* _Goal_
Print each line of the listing once more, precisely as given.
•••••
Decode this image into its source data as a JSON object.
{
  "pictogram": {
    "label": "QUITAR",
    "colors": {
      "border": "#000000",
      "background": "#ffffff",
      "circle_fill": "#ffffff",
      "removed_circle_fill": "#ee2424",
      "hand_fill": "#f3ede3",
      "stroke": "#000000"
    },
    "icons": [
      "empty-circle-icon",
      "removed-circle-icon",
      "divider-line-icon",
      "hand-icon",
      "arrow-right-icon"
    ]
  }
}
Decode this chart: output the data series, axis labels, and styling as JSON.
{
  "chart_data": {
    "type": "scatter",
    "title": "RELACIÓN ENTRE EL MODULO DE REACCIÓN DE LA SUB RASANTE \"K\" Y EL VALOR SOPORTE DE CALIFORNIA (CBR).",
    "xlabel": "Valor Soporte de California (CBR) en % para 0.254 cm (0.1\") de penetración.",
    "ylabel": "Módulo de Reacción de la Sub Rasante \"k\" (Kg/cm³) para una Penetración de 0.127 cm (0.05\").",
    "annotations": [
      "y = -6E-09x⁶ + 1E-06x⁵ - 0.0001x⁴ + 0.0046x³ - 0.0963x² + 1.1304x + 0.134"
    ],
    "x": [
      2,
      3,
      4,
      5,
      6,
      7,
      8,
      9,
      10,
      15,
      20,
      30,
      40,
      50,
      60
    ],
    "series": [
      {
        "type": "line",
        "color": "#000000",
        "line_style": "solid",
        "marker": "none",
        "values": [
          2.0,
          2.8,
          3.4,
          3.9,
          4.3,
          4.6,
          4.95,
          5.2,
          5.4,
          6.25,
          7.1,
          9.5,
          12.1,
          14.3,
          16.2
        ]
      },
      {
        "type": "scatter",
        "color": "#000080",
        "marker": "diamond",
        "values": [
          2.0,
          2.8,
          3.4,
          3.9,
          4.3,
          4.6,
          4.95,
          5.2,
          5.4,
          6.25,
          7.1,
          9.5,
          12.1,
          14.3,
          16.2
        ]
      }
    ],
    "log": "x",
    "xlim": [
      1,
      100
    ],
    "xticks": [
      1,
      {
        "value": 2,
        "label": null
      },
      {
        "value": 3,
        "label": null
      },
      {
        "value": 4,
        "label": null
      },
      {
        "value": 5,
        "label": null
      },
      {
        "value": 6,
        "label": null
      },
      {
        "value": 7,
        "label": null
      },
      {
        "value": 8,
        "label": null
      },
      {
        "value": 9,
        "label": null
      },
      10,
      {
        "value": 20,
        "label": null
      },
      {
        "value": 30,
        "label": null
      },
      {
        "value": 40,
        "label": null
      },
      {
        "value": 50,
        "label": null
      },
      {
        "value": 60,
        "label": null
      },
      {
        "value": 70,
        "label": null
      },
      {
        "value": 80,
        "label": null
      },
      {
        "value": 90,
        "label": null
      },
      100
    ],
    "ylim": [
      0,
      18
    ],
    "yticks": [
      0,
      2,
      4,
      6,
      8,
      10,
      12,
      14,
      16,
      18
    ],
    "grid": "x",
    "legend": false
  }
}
•••••
* _Task output_
Decode this image into its source data as a JSON object.
{
  "pictogram": {
    "label": "QUITAR",
    "colors": {
      "border": "#000000",
      "background": "#ffffff",
      "circle_fill": "#ffffff",
      "removed_circle_fill": "#ee2424",
      "hand_fill": "#f3ede3",
      "stroke": "#000000"
    },
    "icons": [
      "empty-circle-icon",
      "removed-circle-icon",
      "divider-line-icon",
      "hand-icon",
      "arrow-right-icon"
    ]
  }
}
Decode this chart: output the data series, axis labels, and styling as JSON.
{
  "chart_data": {
    "type": "scatter",
    "title": "RELACIÓN ENTRE EL MODULO DE REACCIÓN DE LA SUB RASANTE \"K\" Y EL VALOR SOPORTE DE CALIFORNIA (CBR).",
    "xlabel": "Valor Soporte de California (CBR) en % para 0.254 cm (0.1\") de penetración.",
    "ylabel": "Módulo de Reacción de la Sub Rasante \"k\" (Kg/cm³) para una Penetración de 0.127 cm (0.05\").",
    "annotations": [
      "y = -6E-09x⁶ + 1E-06x⁵ - 0.0001x⁴ + 0.0046x³ - 0.0963x² + 1.1304x + 0.134"
    ],
    "x": [
      2,
      3,
      4,
      5,
      6,
      7,
      8,
      9,
      10,
      15,
      20,
      30,
      40,
      50,
      60
    ],
    "series": [
      {
        "type": "line",
        "color": "#000000",
        "line_style": "solid",
        "marker": "none",
        "values": [
          2.0,
          2.8,
          3.4,
          3.9,
          4.3,
          4.6,
          4.95,
          5.2,
          5.4,
          6.25,
          7.1,
          9.5,
          12.1,
          14.3,
          16.2
        ]
      },
      {
        "type": "scatter",
        "color": "#000080",
        "marker": "diamond",
        "values": [
          2.0,
          2.8,
          3.4,
          3.9,
          4.3,
          4.6,
          4.95,
          5.2,
          5.4,
          6.25,
          7.1,
          9.5,
          12.1,
          14.3,
          16.2
        ]
      }
    ],
    "log": "x",
    "xlim": [
      1,
      100
    ],
    "xticks": [
      1,
      {
        "value": 2,
        "label": null
      },
      {
        "value": 3,
        "label": null
      },
      {
        "value": 4,
        "label": null
      },
      {
        "value": 5,
        "label": null
      },
      {
        "value": 6,
        "label": null
      },
      {
        "value": 7,
        "label": null
      },
      {
        "value": 8,
        "label": null
      },
      {
        "value": 9,
        "label": null
      },
      10,
      {
        "value": 20,
        "label": null
      },
      {
        "value": 30,
        "label": null
      },
      {
        "value": 40,
        "label": null
      },
      {
        "value": 50,
        "label": null
      },
      {
        "value": 60,
        "label": null
      },
      {
        "value": 70,
        "label": null
      },
      {
        "value": 80,
        "label": null
      },
      {
        "value": 90,
        "label": null
      },
      100
    ],
    "ylim": [
      0,
      18
    ],
    "yticks": [
      0,
      2,
      4,
      6,
      8,
      10,
      12,
      14,
      16,
      18
    ],
    "grid": "x",
    "legend": false
  }
}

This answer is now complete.